**Given data**
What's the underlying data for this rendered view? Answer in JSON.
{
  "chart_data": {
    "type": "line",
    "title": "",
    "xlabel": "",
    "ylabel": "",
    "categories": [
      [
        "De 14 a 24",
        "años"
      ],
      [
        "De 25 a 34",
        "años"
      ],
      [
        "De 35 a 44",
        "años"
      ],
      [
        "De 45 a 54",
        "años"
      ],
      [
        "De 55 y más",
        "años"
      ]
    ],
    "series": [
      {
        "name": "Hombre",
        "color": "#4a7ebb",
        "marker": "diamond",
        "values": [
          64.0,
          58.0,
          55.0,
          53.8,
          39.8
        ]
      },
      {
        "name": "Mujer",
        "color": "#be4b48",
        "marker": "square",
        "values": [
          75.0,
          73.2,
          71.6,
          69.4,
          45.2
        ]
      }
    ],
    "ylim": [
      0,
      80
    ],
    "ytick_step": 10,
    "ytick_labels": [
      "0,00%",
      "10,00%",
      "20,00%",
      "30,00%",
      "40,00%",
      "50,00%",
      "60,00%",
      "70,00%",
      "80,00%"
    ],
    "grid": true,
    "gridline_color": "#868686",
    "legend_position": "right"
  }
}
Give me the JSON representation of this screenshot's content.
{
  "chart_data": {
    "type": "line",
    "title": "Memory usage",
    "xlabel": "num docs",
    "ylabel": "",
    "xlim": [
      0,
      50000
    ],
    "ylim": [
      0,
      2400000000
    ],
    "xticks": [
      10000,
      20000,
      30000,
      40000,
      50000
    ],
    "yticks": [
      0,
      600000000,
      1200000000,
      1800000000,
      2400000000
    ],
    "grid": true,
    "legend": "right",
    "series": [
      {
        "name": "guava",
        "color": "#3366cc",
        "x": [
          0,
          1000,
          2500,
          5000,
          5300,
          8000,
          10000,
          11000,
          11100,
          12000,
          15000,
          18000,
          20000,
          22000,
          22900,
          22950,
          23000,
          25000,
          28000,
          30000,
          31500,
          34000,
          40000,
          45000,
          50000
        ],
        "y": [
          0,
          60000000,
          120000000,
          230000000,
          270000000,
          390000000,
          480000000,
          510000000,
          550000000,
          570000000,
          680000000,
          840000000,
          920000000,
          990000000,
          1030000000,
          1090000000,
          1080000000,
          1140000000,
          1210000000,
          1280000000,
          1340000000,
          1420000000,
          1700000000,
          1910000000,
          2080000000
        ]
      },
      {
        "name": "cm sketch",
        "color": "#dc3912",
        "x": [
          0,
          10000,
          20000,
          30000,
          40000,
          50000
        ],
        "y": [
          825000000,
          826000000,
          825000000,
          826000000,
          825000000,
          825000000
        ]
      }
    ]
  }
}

**Written task**
Pick out, from the lines above, every one that contains the string "name".

**Reply to the exercise**
        "name": "Hombre",
        "name": "Mujer",
        "name": "guava",
        "name": "cm sketch",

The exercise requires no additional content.